• **Exercise instructions**
Answer with nothing except the number of lines that contain the word "Cœur".

• **Excerpted data**
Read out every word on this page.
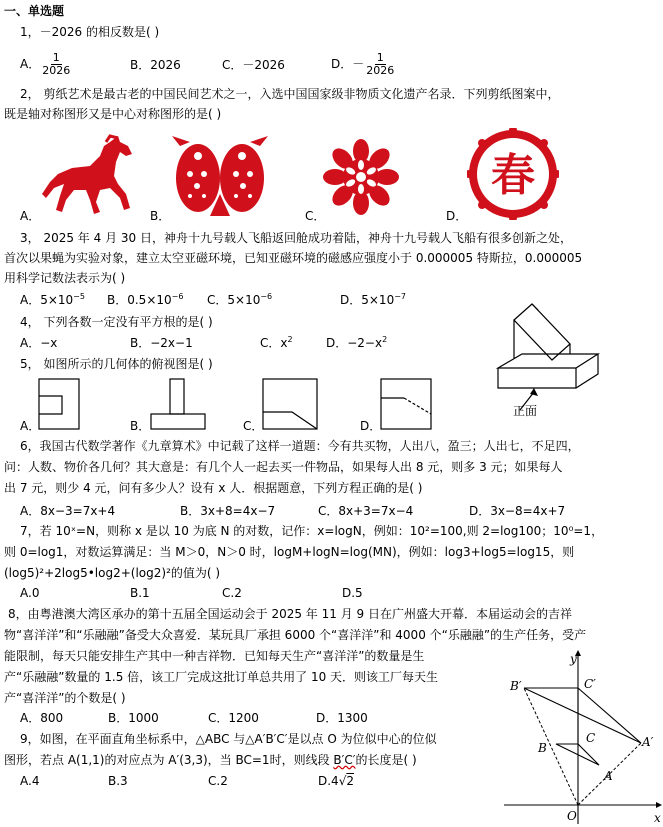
一、单选题
1，－2026 的相反数是( )
A． $\frac{1}{2026}$	B．2026	C．－2026	D．－ $\frac{1}{2026}$
2， 剪纸艺术是最古老的中国民间艺术之一，入选中国国家级非物质文化遗产名录．下列剪纸图案中，
既是轴对称图形又是中心对称图形的是( )
A．	B．	C．	D．
春
3， 2025 年 4 月 30 日，神舟十九号载人飞船返回舱成功着陆，神舟十九号载人飞船有很多创新之处，
首次以果蝇为实验对象，建立太空亚磁环境，已知亚磁环境的磁感应强度小于 0.000005 特斯拉，0.000005
用科学记数法表示为( )
A．$5\times 10^{-5}$ B．$0.5\times 10^{-6}$ C．$5\times 10^{-6}$	D．$5\times 10^{-7}$
4， 下列各数一定没有平方根的是( )
A．−x	B．−2x−1	C．$x^2$	D．$-2-x^2$
5， 如图所示的几何体的俯视图是( )
A．	B．	C．	D．
正面
6，我国古代数学著作《九章算术》中记载了这样一道题：今有共买物，人出八，盈三；人出七，不足四，
问：人数、物价各几何？其大意是：有几个人一起去买一件物品，如果每人出 8 元，则多 3 元；如果每人
出 7 元，则少 4 元，问有多少人？设有 x 人．根据题意，下列方程正确的是( )
A．8x−3=7x+4	B．3x+8=4x−7	C．8x+3=7x−4	D．3x−8=4x+7
7，若 10ˣ=N，则称 x 是以 10 为底 N 的对数，记作：x=logN，例如：10²=100,则 2=log100；10⁰=1，
则 0=log1，对数运算满足：当 M＞0，N＞0 时，logM+logN=log(MN)，例如：log3+log5=log15，则
(log5)²+2log5•log2+(log2)²的值为( )
A.0	B.1	C.2	D.5
8，由粤港澳大湾区承办的第十五届全国运动会于 2025 年 11 月 9 日在广州盛大开幕．本届运动会的吉祥
物“喜洋洋”和“乐融融”备受大众喜爱．某玩具厂承担 6000 个“喜洋洋”和 4000 个“乐融融”的生产任务，受产
能限制，每天只能安排生产其中一种吉祥物．已知每天生产“喜洋洋”的数量是生
产“乐融融”数量的 1.5 倍，该工厂完成这批订单总共用了 10 天．则该工厂每天生
产“喜洋洋”的个数是( )
A．800	B．1000	C．1200	D．1300
9，如图，在平面直角坐标系中，△ABC 与△A′B′C′是以点 O 为位似中心的位似
图形，若点 A(1,1)的对应点为 A′(3,3)，当 BC=1时，则线段 B′C′的长度是( )
A.4	B.3	C.2	D.4√2
y
x
O
B′	C′
A′
B
C
A
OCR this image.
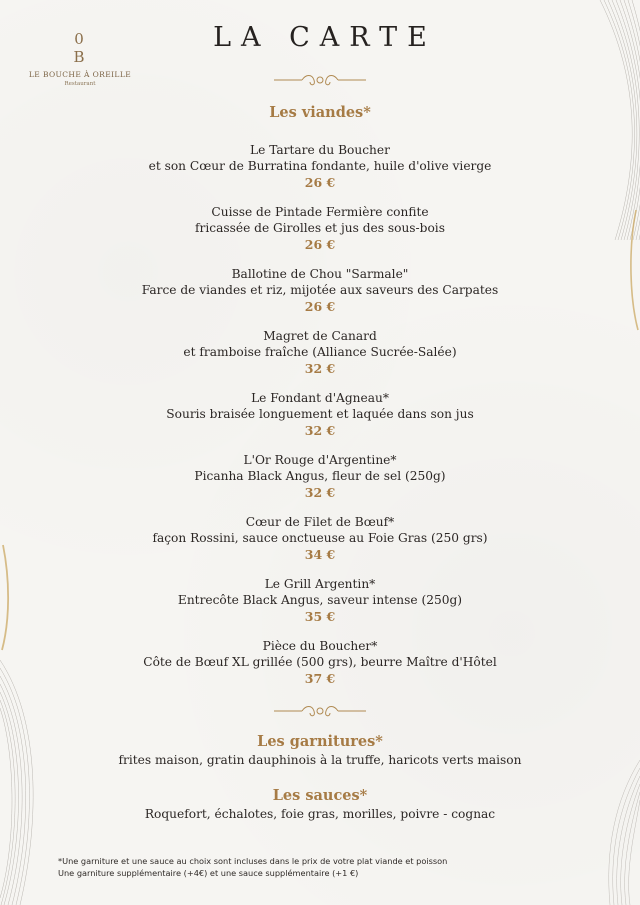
0
B
LE BOUCHE À OREILLE
Restaurant
LA CARTE
Les viandes*
Le Tartare du Boucher
et son Cœur de Burratina fondante, huile d'olive vierge
26 €
Cuisse de Pintade Fermière confite
fricassée de Girolles et jus des sous-bois
26 €
Ballotine de Chou "Sarmale"
Farce de viandes et riz, mijotée aux saveurs des Carpates
26 €
Magret de Canard
et framboise fraîche (Alliance Sucrée-Salée)
32 €
Le Fondant d'Agneau*
Souris braisée longuement et laquée dans son jus
32 €
L'Or Rouge d'Argentine*
Picanha Black Angus, fleur de sel (250g)
32 €
Cœur de Filet de Bœuf*
façon Rossini, sauce onctueuse au Foie Gras (250 grs)
34 €
Le Grill Argentin*
Entrecôte Black Angus, saveur intense (250g)
35 €
Pièce du Boucher*
Côte de Bœuf XL grillée (500 grs), beurre Maître d'Hôtel
37 €
Les garnitures*
frites maison, gratin dauphinois à la truffe, haricots verts maison
Les sauces*
Roquefort, échalotes, foie gras, morilles, poivre - cognac
*Une garniture et une sauce au choix sont incluses dans le prix de votre plat viande et poisson
Une garniture supplémentaire (+4€) et une sauce supplémentaire (+1 €)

• **Task solution**
2